══ DATASET EXTRACT

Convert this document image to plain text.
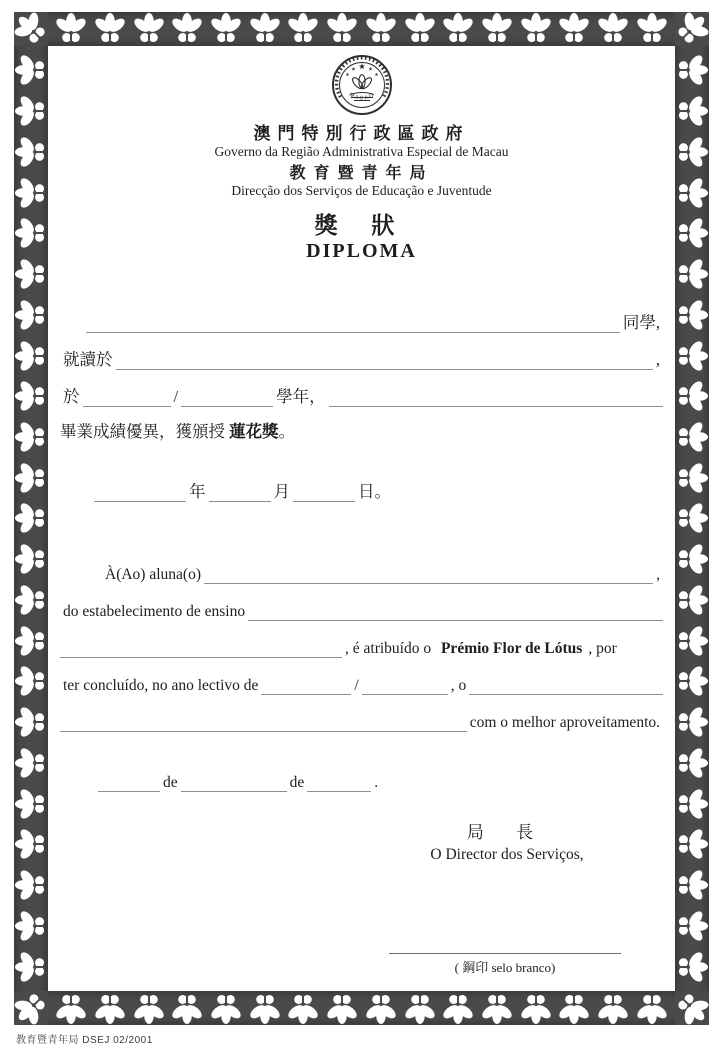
MACAO
澳門特別行政區政府
Governo da Região Administrativa Especial de Macau
教育暨青年局
Direcção dos Serviços de Educação e Juventude
獎 狀
DIPLOMA
同學,
就讀於	,
於	/	學年，
畢業成績優異，獲頒授 蓮花獎。
年	月	日。
À(Ao) aluna(o)	,
do estabelecimento de ensino
, é atribuído o Prémio Flor de Lótus , por
ter concluído, no ano lectivo de	/	, o
com o melhor aproveitamento.
de	de	.
局 長
O Director dos Serviços,
( 鋼印 selo branco)
教育暨青年局 DSEJ 02/2001
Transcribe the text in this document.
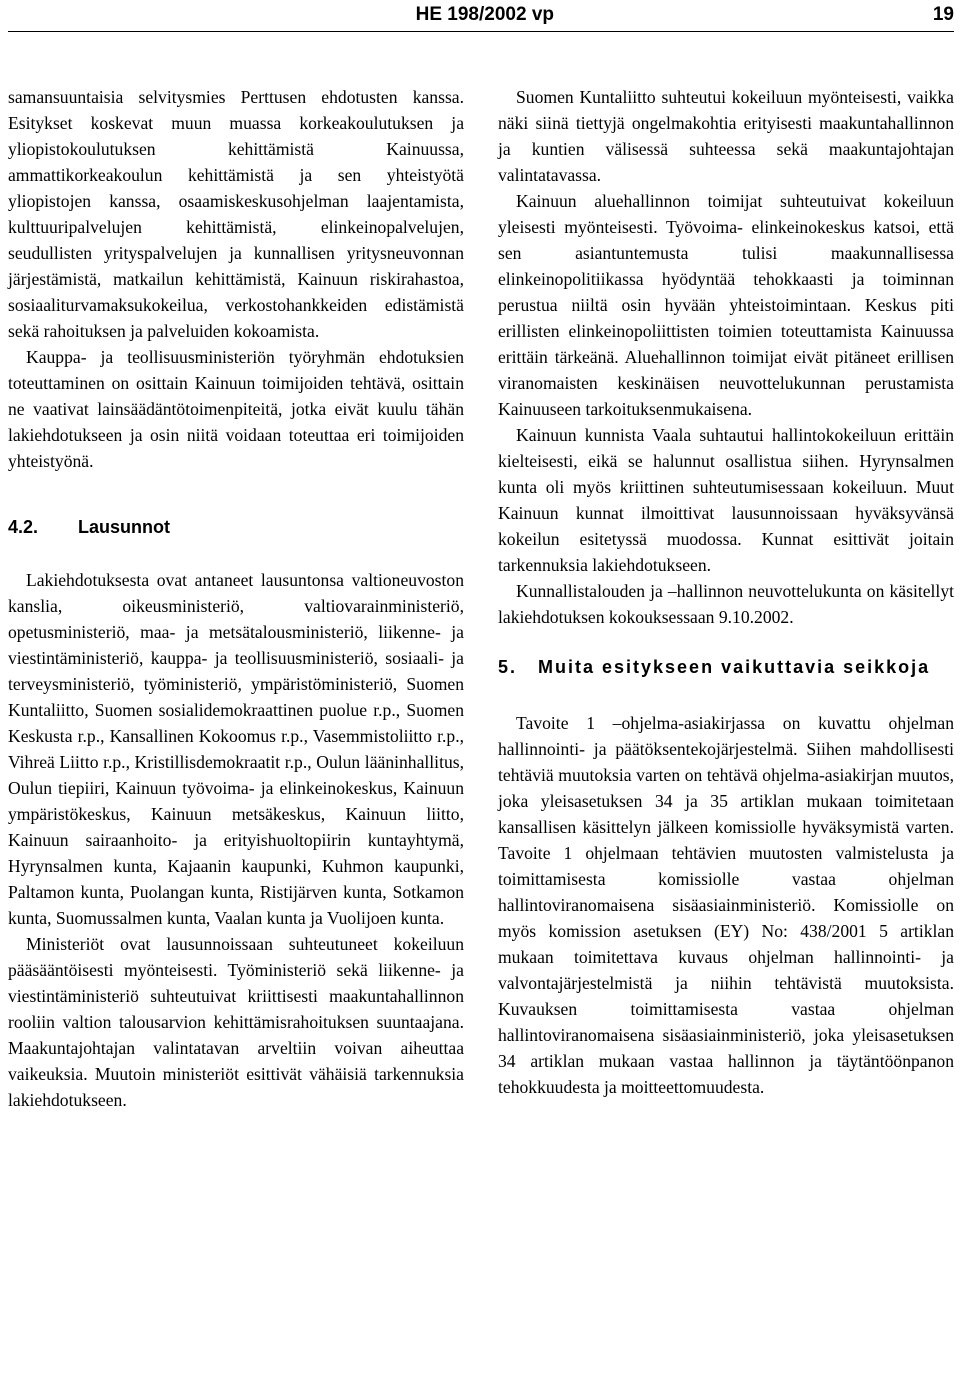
HE 198/2002 vp	19

samansuuntaisia selvitysmies Perttusen ehdotusten kanssa. Esitykset koskevat muun muassa korkeakoulutuksen ja yliopistokoulutuksen kehittämistä Kainuussa, ammattikorkeakoulun kehittämistä ja sen yhteistyötä yliopistojen kanssa, osaamiskeskusohjelman laajentamista, kulttuuripalvelujen kehittämistä, elinkeinopalvelujen, seudullisten yrityspalvelujen ja kunnallisen yritysneuvonnan järjestämistä, matkailun kehittämistä, Kainuun riskirahastoa, sosiaaliturvamaksukokeilua, verkostohankkeiden edistämistä sekä rahoituksen ja palveluiden kokoamista.

Kauppa- ja teollisuusministeriön työryhmän ehdotuksien toteuttaminen on osittain Kainuun toimijoiden tehtävä, osittain ne vaativat lainsäädäntötoimenpiteitä, jotka eivät kuulu tähän lakiehdotukseen ja osin niitä voidaan toteuttaa eri toimijoiden yhteistyönä.

4.2. Lausunnot

Lakiehdotuksesta ovat antaneet lausuntonsa valtioneuvoston kanslia, oikeusministeriö, valtiovarainministeriö, opetusministeriö, maa- ja metsätalousministeriö, liikenne- ja viestintäministeriö, kauppa- ja teollisuusministeriö, sosiaali- ja terveysministeriö, työministeriö, ympäristöministeriö, Suomen Kuntaliitto, Suomen sosialidemokraattinen puolue r.p., Suomen Keskusta r.p., Kansallinen Kokoomus r.p., Vasemmistoliitto r.p., Vihreä Liitto r.p., Kristillisdemokraatit r.p., Oulun lääninhallitus, Oulun tiepiiri, Kainuun työvoima- ja elinkeinokeskus, Kainuun ympäristökeskus, Kainuun metsäkeskus, Kainuun liitto, Kainuun sairaanhoito- ja erityishuoltopiirin kuntayhtymä, Hyrynsalmen kunta, Kajaanin kaupunki, Kuhmon kaupunki, Paltamon kunta, Puolangan kunta, Ristijärven kunta, Sotkamon kunta, Suomussalmen kunta, Vaalan kunta ja Vuolijoen kunta.

Ministeriöt ovat lausunnoissaan suhteutuneet kokeiluun pääsääntöisesti myönteisesti. Työministeriö sekä liikenne- ja viestintäministeriö suhteutuivat kriittisesti maakuntahallinnon rooliin valtion talousarvion kehittämisrahoituksen suuntaajana. Maakuntajohtajan valintatavan arveltiin voivan aiheuttaa vaikeuksia. Muutoin ministeriöt esittivät vähäisiä tarkennuksia lakiehdotukseen.

Suomen Kuntaliitto suhteutui kokeiluun myönteisesti, vaikka näki siinä tiettyjä ongelmakohtia erityisesti maakuntahallinnon ja kuntien välisessä suhteessa sekä maakuntajohtajan valintatavassa.

Kainuun aluehallinnon toimijat suhteutuivat kokeiluun yleisesti myönteisesti. Työvoima- elinkeinokeskus katsoi, että sen asiantuntemusta tulisi maakunnallisessa elinkeinopolitiikassa hyödyntää tehokkaasti ja toiminnan perustua niiltä osin hyvään yhteistoimintaan. Keskus piti erillisten elinkeinopoliittisten toimien toteuttamista Kainuussa erittäin tärkeänä. Aluehallinnon toimijat eivät pitäneet erillisen viranomaisten keskinäisen neuvottelukunnan perustamista Kainuuseen tarkoituksenmukaisena.

Kainuun kunnista Vaala suhtautui hallintokokeiluun erittäin kielteisesti, eikä se halunnut osallistua siihen. Hyrynsalmen kunta oli myös kriittinen suhteutumisessaan kokeiluun. Muut Kainuun kunnat ilmoittivat lausunnoissaan hyväksyvänsä kokeilun esitetyssä muodossa. Kunnat esittivät joitain tarkennuksia lakiehdotukseen.

Kunnallistalouden ja –hallinnon neuvottelukunta on käsitellyt lakiehdotuksen kokouksessaan 9.10.2002.

5. Muita esitykseen vaikuttavia seikkoja

Tavoite 1 –ohjelma-asiakirjassa on kuvattu ohjelman hallinnointi- ja päätöksentekojärjestelmä. Siihen mahdollisesti tehtäviä muutoksia varten on tehtävä ohjelma-asiakirjan muutos, joka yleisasetuksen 34 ja 35 artiklan mukaan toimitetaan kansallisen käsittelyn jälkeen komissiolle hyväksymistä varten. Tavoite 1 ohjelmaan tehtävien muutosten valmistelusta ja toimittamisesta komissiolle vastaa ohjelman hallintoviranomaisena sisäasiainministeriö. Komissiolle on myös komission asetuksen (EY) No: 438/2001 5 artiklan mukaan toimitettava kuvaus ohjelman hallinnointi- ja valvontajärjestelmistä ja niihin tehtävistä muutoksista. Kuvauksen toimittamisesta vastaa ohjelman hallintoviranomaisena sisäasiainministeriö, joka yleisasetuksen 34 artiklan mukaan vastaa hallinnon ja täytäntöönpanon tehokkuudesta ja moitteettomuudesta.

════

REQUIRED WORK: Exactly as written, return every line of the listing, but not the pictures.

TASK RESPONSE:
Convert this document image to plain text.
MACAO
澳門特別行政區政府
Governo da Região Administrativa Especial de Macau
教育暨青年局
Direcção dos Serviços de Educação e Juventude
獎 狀
DIPLOMA
同學,
就讀於	,
於	/	學年，
畢業成績優異，獲頒授 蓮花獎。
年	月	日。
À(Ao) aluna(o)	,
do estabelecimento de ensino
, é atribuído o Prémio Flor de Lótus , por
ter concluído, no ano lectivo de	/	, o
com o melhor aproveitamento.
de	de	.
局 長
O Director dos Serviços,
( 鋼印 selo branco)
教育暨青年局 DSEJ 02/2001
Transcribe the text in this document.
HE 198/2002 vp	19

samansuuntaisia selvitysmies Perttusen ehdotusten kanssa. Esitykset koskevat muun muassa korkeakoulutuksen ja yliopistokoulutuksen kehittämistä Kainuussa, ammattikorkeakoulun kehittämistä ja sen yhteistyötä yliopistojen kanssa, osaamiskeskusohjelman laajentamista, kulttuuripalvelujen kehittämistä, elinkeinopalvelujen, seudullisten yrityspalvelujen ja kunnallisen yritysneuvonnan järjestämistä, matkailun kehittämistä, Kainuun riskirahastoa, sosiaaliturvamaksukokeilua, verkostohankkeiden edistämistä sekä rahoituksen ja palveluiden kokoamista.

Kauppa- ja teollisuusministeriön työryhmän ehdotuksien toteuttaminen on osittain Kainuun toimijoiden tehtävä, osittain ne vaativat lainsäädäntötoimenpiteitä, jotka eivät kuulu tähän lakiehdotukseen ja osin niitä voidaan toteuttaa eri toimijoiden yhteistyönä.

4.2. Lausunnot

Lakiehdotuksesta ovat antaneet lausuntonsa valtioneuvoston kanslia, oikeusministeriö, valtiovarainministeriö, opetusministeriö, maa- ja metsätalousministeriö, liikenne- ja viestintäministeriö, kauppa- ja teollisuusministeriö, sosiaali- ja terveysministeriö, työministeriö, ympäristöministeriö, Suomen Kuntaliitto, Suomen sosialidemokraattinen puolue r.p., Suomen Keskusta r.p., Kansallinen Kokoomus r.p., Vasemmistoliitto r.p., Vihreä Liitto r.p., Kristillisdemokraatit r.p., Oulun lääninhallitus, Oulun tiepiiri, Kainuun työvoima- ja elinkeinokeskus, Kainuun ympäristökeskus, Kainuun metsäkeskus, Kainuun liitto, Kainuun sairaanhoito- ja erityishuoltopiirin kuntayhtymä, Hyrynsalmen kunta, Kajaanin kaupunki, Kuhmon kaupunki, Paltamon kunta, Puolangan kunta, Ristijärven kunta, Sotkamon kunta, Suomussalmen kunta, Vaalan kunta ja Vuolijoen kunta.

Ministeriöt ovat lausunnoissaan suhteutuneet kokeiluun pääsääntöisesti myönteisesti. Työministeriö sekä liikenne- ja viestintäministeriö suhteutuivat kriittisesti maakuntahallinnon rooliin valtion talousarvion kehittämisrahoituksen suuntaajana. Maakuntajohtajan valintatavan arveltiin voivan aiheuttaa vaikeuksia. Muutoin ministeriöt esittivät vähäisiä tarkennuksia lakiehdotukseen.

Suomen Kuntaliitto suhteutui kokeiluun myönteisesti, vaikka näki siinä tiettyjä ongelmakohtia erityisesti maakuntahallinnon ja kuntien välisessä suhteessa sekä maakuntajohtajan valintatavassa.

Kainuun aluehallinnon toimijat suhteutuivat kokeiluun yleisesti myönteisesti. Työvoima- elinkeinokeskus katsoi, että sen asiantuntemusta tulisi maakunnallisessa elinkeinopolitiikassa hyödyntää tehokkaasti ja toiminnan perustua niiltä osin hyvään yhteistoimintaan. Keskus piti erillisten elinkeinopoliittisten toimien toteuttamista Kainuussa erittäin tärkeänä. Aluehallinnon toimijat eivät pitäneet erillisen viranomaisten keskinäisen neuvottelukunnan perustamista Kainuuseen tarkoituksenmukaisena.

Kainuun kunnista Vaala suhtautui hallintokokeiluun erittäin kielteisesti, eikä se halunnut osallistua siihen. Hyrynsalmen kunta oli myös kriittinen suhteutumisessaan kokeiluun. Muut Kainuun kunnat ilmoittivat lausunnoissaan hyväksyvänsä kokeilun esitetyssä muodossa. Kunnat esittivät joitain tarkennuksia lakiehdotukseen.

Kunnallistalouden ja –hallinnon neuvottelukunta on käsitellyt lakiehdotuksen kokouksessaan 9.10.2002.

5. Muita esitykseen vaikuttavia seikkoja

Tavoite 1 –ohjelma-asiakirjassa on kuvattu ohjelman hallinnointi- ja päätöksentekojärjestelmä. Siihen mahdollisesti tehtäviä muutoksia varten on tehtävä ohjelma-asiakirjan muutos, joka yleisasetuksen 34 ja 35 artiklan mukaan toimitetaan kansallisen käsittelyn jälkeen komissiolle hyväksymistä varten. Tavoite 1 ohjelmaan tehtävien muutosten valmistelusta ja toimittamisesta komissiolle vastaa ohjelman hallintoviranomaisena sisäasiainministeriö. Komissiolle on myös komission asetuksen (EY) No: 438/2001 5 artiklan mukaan toimitettava kuvaus ohjelman hallinnointi- ja valvontajärjestelmistä ja niihin tehtävistä muutoksista. Kuvauksen toimittamisesta vastaa ohjelman hallintoviranomaisena sisäasiainministeriö, joka yleisasetuksen 34 artiklan mukaan vastaa hallinnon ja täytäntöönpanon tehokkuudesta ja moitteettomuudesta.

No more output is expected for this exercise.